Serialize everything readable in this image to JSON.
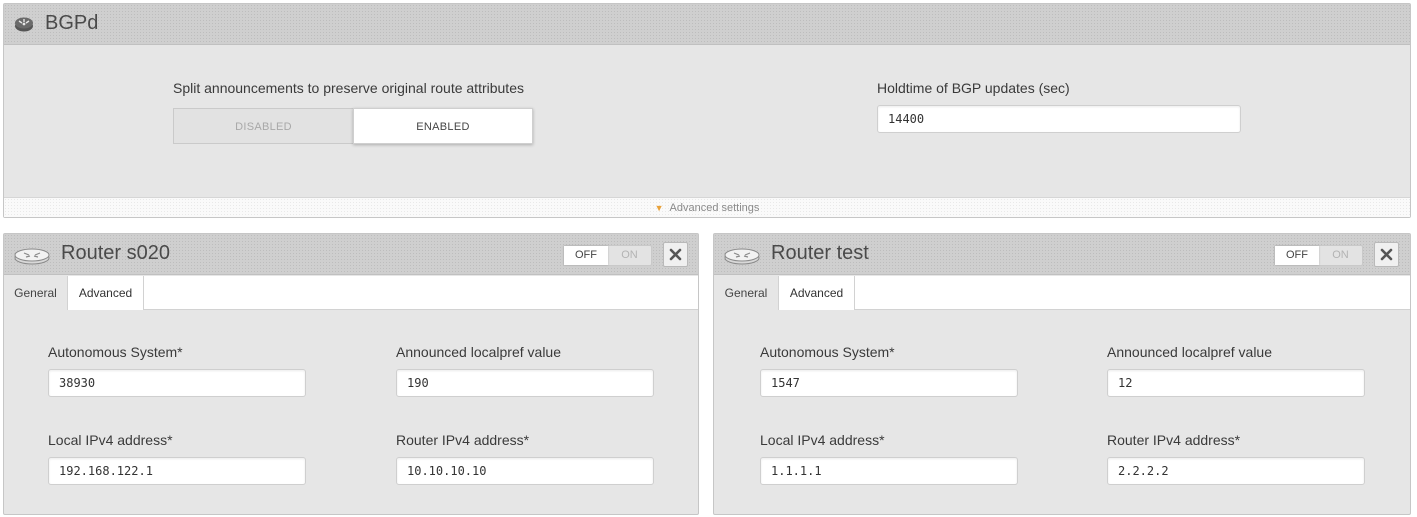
{
  "bgpd": {
    "title": "BGPd",
    "icon": "router-icon",
    "split_label": "Split announcements to preserve original route attributes",
    "split_options": {
      "disabled": "DISABLED",
      "enabled": "ENABLED",
      "selected": "ENABLED"
    },
    "holdtime_label": "Holdtime of BGP updates (sec)",
    "holdtime_value": "14400",
    "advanced_label": "Advanced settings"
  },
  "routers": [
    {
      "title": "Router s020",
      "toggle": {
        "off": "OFF",
        "on": "ON",
        "state": "OFF"
      },
      "tabs": {
        "general": "General",
        "advanced": "Advanced",
        "active": "General"
      },
      "as_label": "Autonomous System*",
      "as_value": "38930",
      "localpref_label": "Announced localpref value",
      "localpref_value": "190",
      "local_ip_label": "Local IPv4 address*",
      "local_ip_value": "192.168.122.1",
      "router_ip_label": "Router IPv4 address*",
      "router_ip_value": "10.10.10.10"
    },
    {
      "title": "Router test",
      "toggle": {
        "off": "OFF",
        "on": "ON",
        "state": "OFF"
      },
      "tabs": {
        "general": "General",
        "advanced": "Advanced",
        "active": "General"
      },
      "as_label": "Autonomous System*",
      "as_value": "1547",
      "localpref_label": "Announced localpref value",
      "localpref_value": "12",
      "local_ip_label": "Local IPv4 address*",
      "local_ip_value": "1.1.1.1",
      "router_ip_label": "Router IPv4 address*",
      "router_ip_value": "2.2.2.2"
    }
  ],
  "colors": {
    "panel_bg": "#e6e6e6",
    "header_bg": "#cfcfcf",
    "accent_triangle": "#e8a13a"
  }
}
□ □ □ □ □
## Aim of the exercise
Would you set down the listing exactly, omitting pictures?

## In response
Serialize everything readable in this image to JSON.
{
  "bgpd": {
    "title": "BGPd",
    "icon": "router-icon",
    "split_label": "Split announcements to preserve original route attributes",
    "split_options": {
      "disabled": "DISABLED",
      "enabled": "ENABLED",
      "selected": "ENABLED"
    },
    "holdtime_label": "Holdtime of BGP updates (sec)",
    "holdtime_value": "14400",
    "advanced_label": "Advanced settings"
  },
  "routers": [
    {
      "title": "Router s020",
      "toggle": {
        "off": "OFF",
        "on": "ON",
        "state": "OFF"
      },
      "tabs": {
        "general": "General",
        "advanced": "Advanced",
        "active": "General"
      },
      "as_label": "Autonomous System*",
      "as_value": "38930",
      "localpref_label": "Announced localpref value",
      "localpref_value": "190",
      "local_ip_label": "Local IPv4 address*",
      "local_ip_value": "192.168.122.1",
      "router_ip_label": "Router IPv4 address*",
      "router_ip_value": "10.10.10.10"
    },
    {
      "title": "Router test",
      "toggle": {
        "off": "OFF",
        "on": "ON",
        "state": "OFF"
      },
      "tabs": {
        "general": "General",
        "advanced": "Advanced",
        "active": "General"
      },
      "as_label": "Autonomous System*",
      "as_value": "1547",
      "localpref_label": "Announced localpref value",
      "localpref_value": "12",
      "local_ip_label": "Local IPv4 address*",
      "local_ip_value": "1.1.1.1",
      "router_ip_label": "Router IPv4 address*",
      "router_ip_value": "2.2.2.2"
    }
  ],
  "colors": {
    "panel_bg": "#e6e6e6",
    "header_bg": "#cfcfcf",
    "accent_triangle": "#e8a13a"
  }
}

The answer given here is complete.